STATED TASK » From the listing below, extract each line containing the string "DORAL".

-------------------------

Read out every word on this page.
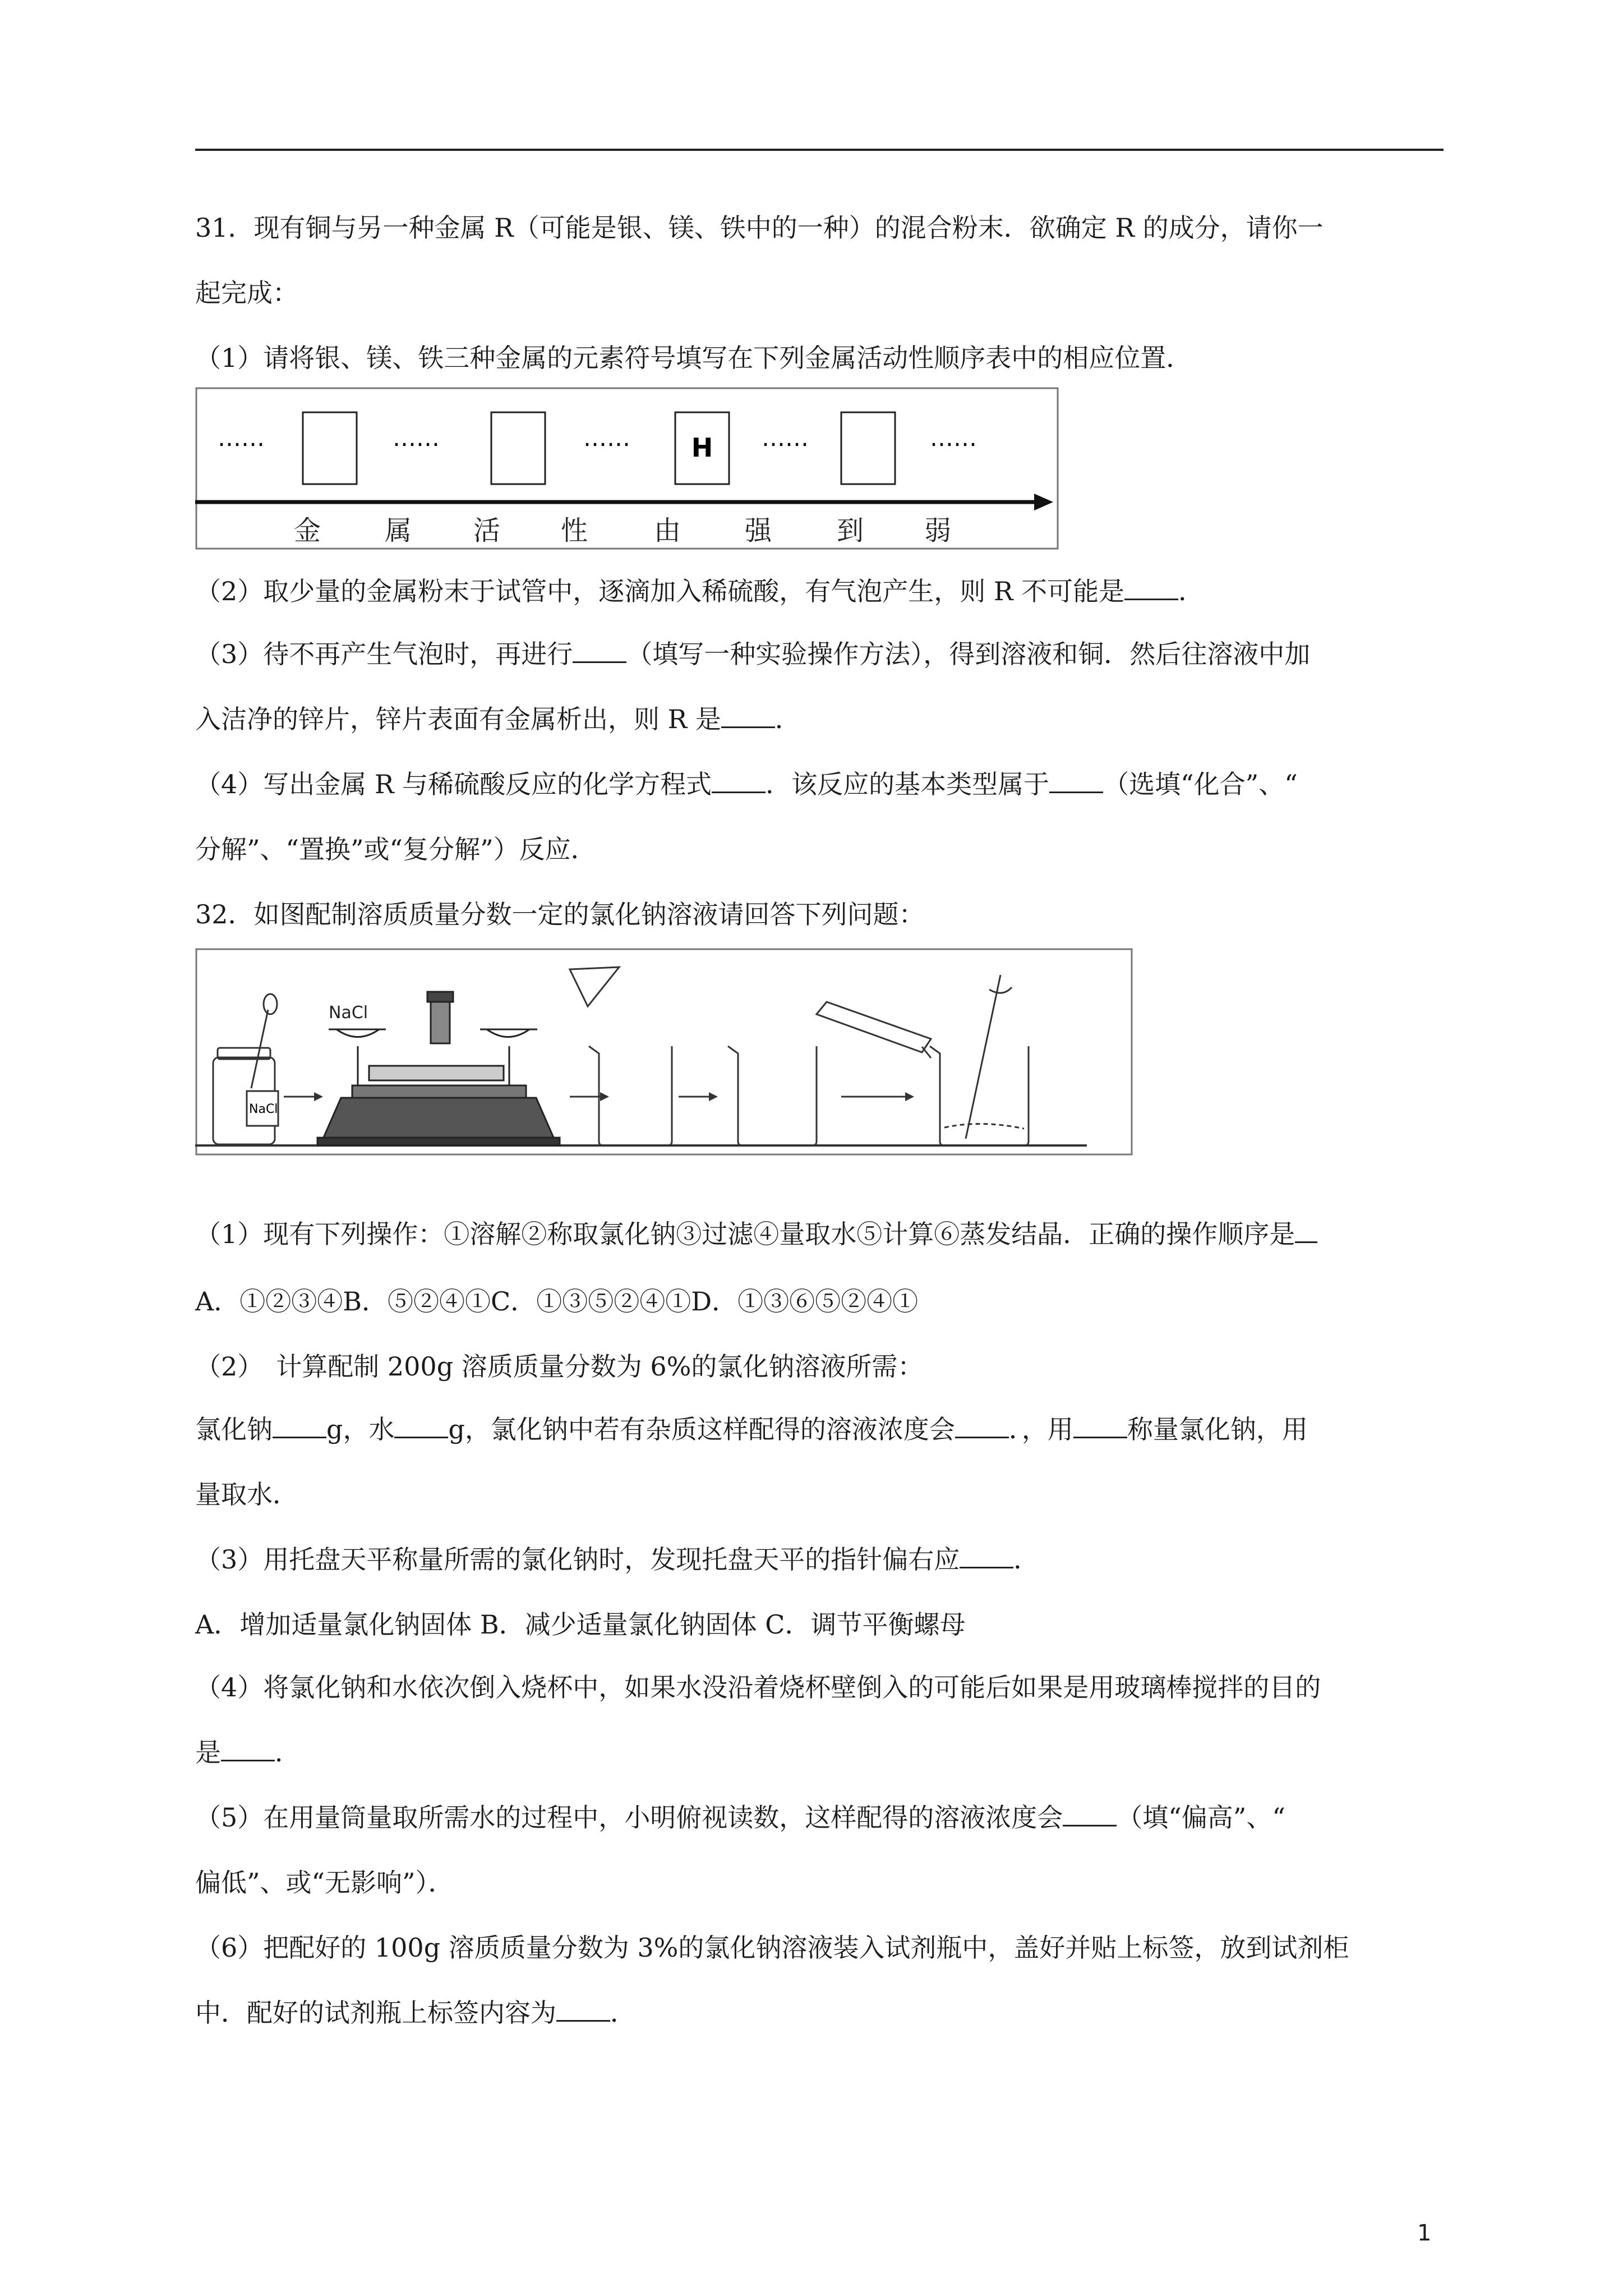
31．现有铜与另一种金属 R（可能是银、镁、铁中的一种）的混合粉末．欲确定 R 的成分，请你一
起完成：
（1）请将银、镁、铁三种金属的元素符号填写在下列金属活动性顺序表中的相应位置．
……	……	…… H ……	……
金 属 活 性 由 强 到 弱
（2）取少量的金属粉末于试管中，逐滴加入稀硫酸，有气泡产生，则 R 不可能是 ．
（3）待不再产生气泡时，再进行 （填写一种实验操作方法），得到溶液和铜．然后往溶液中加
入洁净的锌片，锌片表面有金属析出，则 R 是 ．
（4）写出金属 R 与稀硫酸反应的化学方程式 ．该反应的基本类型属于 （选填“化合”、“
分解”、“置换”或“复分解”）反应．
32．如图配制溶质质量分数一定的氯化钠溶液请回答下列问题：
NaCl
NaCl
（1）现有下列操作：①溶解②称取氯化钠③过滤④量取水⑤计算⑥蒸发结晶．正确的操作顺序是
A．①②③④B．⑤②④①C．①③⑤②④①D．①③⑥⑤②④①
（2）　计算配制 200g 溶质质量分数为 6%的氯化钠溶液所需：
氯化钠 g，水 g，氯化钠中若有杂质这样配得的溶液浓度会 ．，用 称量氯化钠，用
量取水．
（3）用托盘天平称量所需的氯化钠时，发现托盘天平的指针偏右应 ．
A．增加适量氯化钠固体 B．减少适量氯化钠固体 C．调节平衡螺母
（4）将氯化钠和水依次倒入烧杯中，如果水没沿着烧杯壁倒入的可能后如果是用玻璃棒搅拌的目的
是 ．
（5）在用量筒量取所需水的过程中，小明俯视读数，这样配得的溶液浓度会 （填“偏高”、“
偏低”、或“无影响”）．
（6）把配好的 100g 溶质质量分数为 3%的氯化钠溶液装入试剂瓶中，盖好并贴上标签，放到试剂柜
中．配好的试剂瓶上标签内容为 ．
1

-------------------------

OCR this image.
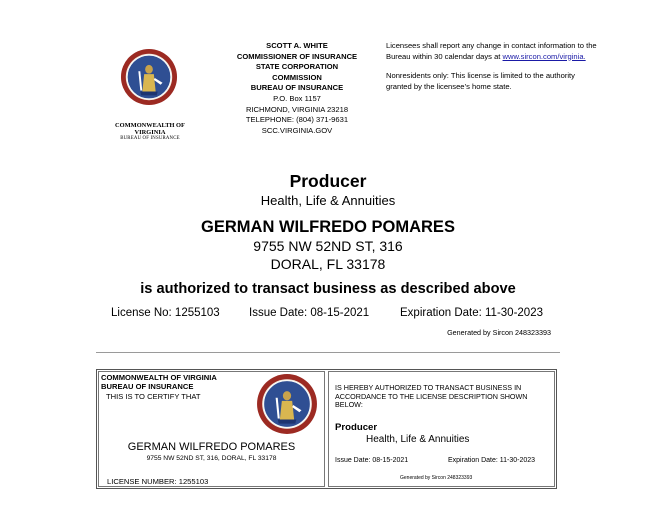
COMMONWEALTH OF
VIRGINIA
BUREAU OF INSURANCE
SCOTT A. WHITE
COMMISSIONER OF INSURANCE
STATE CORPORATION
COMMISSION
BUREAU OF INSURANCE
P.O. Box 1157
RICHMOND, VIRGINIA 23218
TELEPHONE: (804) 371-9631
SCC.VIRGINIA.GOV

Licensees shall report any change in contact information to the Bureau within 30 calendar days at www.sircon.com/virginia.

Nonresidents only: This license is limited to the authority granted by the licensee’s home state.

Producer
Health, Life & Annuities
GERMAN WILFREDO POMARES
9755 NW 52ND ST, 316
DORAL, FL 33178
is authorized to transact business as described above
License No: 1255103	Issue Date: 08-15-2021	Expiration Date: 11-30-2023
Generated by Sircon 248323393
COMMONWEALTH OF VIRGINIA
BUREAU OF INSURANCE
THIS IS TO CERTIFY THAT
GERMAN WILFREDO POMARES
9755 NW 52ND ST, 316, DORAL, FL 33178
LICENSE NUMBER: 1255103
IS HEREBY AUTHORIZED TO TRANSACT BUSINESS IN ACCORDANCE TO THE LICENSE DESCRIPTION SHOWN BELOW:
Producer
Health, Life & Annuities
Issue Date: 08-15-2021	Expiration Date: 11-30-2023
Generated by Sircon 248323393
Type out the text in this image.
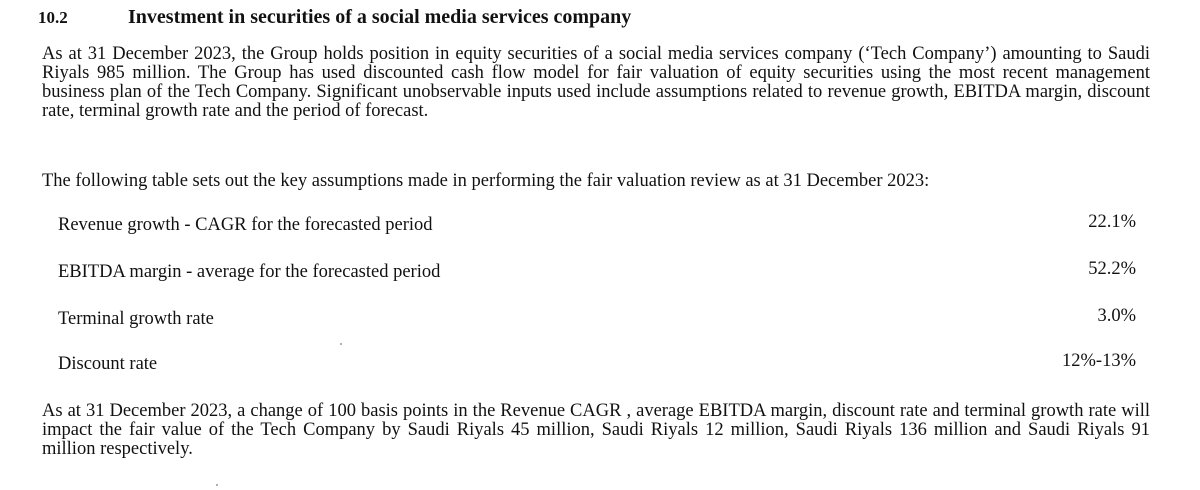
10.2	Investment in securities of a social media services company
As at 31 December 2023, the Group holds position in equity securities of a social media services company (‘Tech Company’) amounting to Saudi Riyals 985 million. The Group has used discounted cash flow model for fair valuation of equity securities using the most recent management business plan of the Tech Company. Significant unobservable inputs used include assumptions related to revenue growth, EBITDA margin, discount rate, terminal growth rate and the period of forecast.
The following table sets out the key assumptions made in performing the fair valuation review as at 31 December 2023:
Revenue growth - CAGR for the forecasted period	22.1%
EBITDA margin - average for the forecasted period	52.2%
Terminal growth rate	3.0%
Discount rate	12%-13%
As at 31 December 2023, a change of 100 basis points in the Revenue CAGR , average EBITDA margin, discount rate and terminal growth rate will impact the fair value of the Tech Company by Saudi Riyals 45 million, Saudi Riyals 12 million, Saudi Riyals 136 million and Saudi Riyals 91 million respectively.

-------------------------

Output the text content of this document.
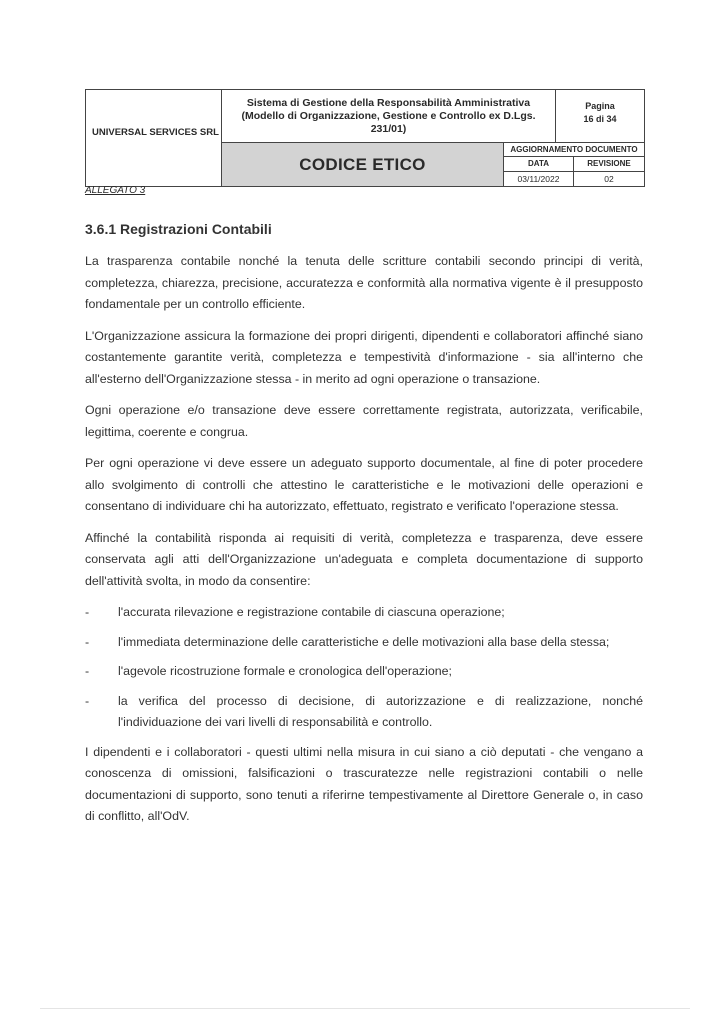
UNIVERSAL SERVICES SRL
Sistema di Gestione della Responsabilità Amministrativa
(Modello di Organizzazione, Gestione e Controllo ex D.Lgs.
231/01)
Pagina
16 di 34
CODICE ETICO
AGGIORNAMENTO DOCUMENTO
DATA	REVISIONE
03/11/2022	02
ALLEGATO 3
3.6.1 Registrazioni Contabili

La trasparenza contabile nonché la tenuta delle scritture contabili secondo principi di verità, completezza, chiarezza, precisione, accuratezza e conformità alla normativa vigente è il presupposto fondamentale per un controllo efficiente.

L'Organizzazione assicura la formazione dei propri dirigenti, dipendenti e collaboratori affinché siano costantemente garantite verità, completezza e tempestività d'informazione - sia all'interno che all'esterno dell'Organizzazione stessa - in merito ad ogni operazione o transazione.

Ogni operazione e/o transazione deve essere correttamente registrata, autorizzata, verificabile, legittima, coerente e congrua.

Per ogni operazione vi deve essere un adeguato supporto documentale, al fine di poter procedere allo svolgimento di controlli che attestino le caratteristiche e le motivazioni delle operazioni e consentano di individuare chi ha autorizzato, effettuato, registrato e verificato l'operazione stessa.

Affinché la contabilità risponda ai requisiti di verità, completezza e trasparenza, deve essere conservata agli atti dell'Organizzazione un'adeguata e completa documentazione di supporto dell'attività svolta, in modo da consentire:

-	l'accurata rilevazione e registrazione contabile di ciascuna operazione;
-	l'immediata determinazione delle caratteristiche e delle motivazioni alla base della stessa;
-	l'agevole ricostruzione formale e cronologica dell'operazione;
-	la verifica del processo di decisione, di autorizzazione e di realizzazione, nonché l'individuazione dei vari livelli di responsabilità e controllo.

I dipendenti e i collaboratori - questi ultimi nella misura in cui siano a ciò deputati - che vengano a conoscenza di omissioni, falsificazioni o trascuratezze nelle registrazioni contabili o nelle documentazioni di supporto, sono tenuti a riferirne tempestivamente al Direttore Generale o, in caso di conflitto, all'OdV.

-------------------------

WORKED ANSWER »
DORAL, FL 33178
9755 NW 52ND ST, 316, DORAL, FL 33178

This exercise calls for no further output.